▶ WHAT TO WORK ON:
(A) In the refugee resettlement text, which years' reports does ORR still owe Congress?
(B) List every refugee population that the refugee resettlement text names as being used to address unrelated foreign policy objectives.

(DOCUMENT EXTRACT)

6)    The State Department and the ORR have so far failed to adequately determine and report (and track once the refugee has been admitted) the myriad communicable and costly-to-treat diseases entering the country with the refugee population.

7)   Congress needs to specifically disallow the use of the refugee program for other purposes of the US Government, especially using certain refugee populations to address unrelated foreign policy objectives—Uzbeks, Kosovars, Meshketians and Bhutanese (Nepalese) people come to mind.

8)   Congress needs to investigate and specifically disallow any connection between this program and big businesses looking for cheap and captive labor.  The federal government should not be acting as head-hunter for corporations.

9)     The Volag system should be completely abolished and the program should be run by state agencies with accountability to the public through their state legislatures. The system as presently constituted is surely unconstitutional.  (One of many benefits of turning the program over to a state agency is to break up the government/contractor revolving door that is being demonstrated now at both the State Department and ORR.)  The participating state agency’s job would be to find groups, churches, or individuals who would sponsor a refugee family completely for at least a year and monitor those sponsors. Their job would include making sure refugees are assimilating. A mechanism should be established that would allow a refugee to go home if he or she is unhappy or simply can’t make it in America. Short of a complete halt to resettlement-by-contractor, taxpayers should be protected by legally requiring financial audits of contractors and subcontractors on an annual basis.

10)   As part of #9, there needs to be established a process for alerting communities to the impending arrival of refugees that includes reports from the federal government (with local input) about the social and economic impact a certain new group of refugees will have on a city or town.   This report would be presented to the public through public hearings and the local government would have an opportunity to say ‘no.’

 

For these reasons and more, the Refugee admissions program should be placed on hold and a serious effort made by Congress to either scrap the whole thing or reform it during the moratorium.  My recommendation for 2013, 2014 2015 is to stop the program now.  The Office of the President could indeed ask for hearings to review the Refugee Resettlement Act of 1980-–three decades is time enough to see its failings and determine if reauthorization is feasible or whether a whole new law needs to be written.

I suspect the major impediments to reform will be the contractors who make their living from the program (and use the refugees for political goals) and big business which has entwined itself with the federal agencies, the Volags and certain Members of Congress (on both sides of the political aisle) to keep the captive labor coming.

Please get your comments in to the US State Department for FY 2015, go here for instructions! You have only until May 29th.  Be sure to ask for a copy of the complete public record (all of the testimony, everyone’s testimony!) to be sent to you. And again, the most important point of this exercise is to alert your US Senators and Members of Congress to your concerns.

***Hey, check it out!   Progress! They are only two years out of compliance now!  ORR still owes Congress reports for 2012 and 2013, but at least it isn’t 3 years!

(End DOCUMENT EXTRACT)
(DATA PROVIDED)

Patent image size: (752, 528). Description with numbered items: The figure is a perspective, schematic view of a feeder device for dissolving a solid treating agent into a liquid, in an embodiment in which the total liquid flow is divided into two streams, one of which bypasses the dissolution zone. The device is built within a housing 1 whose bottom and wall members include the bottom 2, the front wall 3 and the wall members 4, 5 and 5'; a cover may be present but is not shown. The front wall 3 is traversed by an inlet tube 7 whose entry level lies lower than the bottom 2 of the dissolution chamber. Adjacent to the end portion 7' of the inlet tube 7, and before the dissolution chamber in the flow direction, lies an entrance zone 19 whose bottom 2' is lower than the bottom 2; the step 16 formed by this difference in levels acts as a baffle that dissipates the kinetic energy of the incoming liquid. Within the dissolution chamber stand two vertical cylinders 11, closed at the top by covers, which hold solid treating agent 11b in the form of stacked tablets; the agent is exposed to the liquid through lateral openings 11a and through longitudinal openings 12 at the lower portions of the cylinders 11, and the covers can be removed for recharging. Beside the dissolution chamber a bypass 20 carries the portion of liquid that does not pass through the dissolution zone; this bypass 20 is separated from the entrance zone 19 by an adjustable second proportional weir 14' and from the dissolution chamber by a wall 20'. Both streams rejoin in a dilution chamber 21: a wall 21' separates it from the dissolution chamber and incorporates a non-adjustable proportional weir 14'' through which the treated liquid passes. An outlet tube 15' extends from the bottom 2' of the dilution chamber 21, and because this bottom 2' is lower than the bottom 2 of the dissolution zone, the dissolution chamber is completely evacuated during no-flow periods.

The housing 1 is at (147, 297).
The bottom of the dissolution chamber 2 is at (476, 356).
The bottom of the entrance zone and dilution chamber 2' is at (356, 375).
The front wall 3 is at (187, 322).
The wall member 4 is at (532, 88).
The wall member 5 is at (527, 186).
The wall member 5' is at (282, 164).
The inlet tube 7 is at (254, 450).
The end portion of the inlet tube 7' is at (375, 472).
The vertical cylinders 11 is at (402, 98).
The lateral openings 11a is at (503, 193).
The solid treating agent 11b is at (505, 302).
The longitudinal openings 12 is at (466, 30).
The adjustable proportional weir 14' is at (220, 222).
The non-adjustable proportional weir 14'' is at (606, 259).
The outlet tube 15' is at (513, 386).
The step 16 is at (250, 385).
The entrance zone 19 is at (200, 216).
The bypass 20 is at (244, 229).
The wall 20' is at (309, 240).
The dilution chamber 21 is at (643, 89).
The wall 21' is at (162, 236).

(End DATA PROVIDED)

▶ RESPONSE LIST:
(A) ORR still owes Congress reports for 2012 and 2013.

(B) Uzbeks, Kosovars, Meshketians, Bhutanese (Nepalese)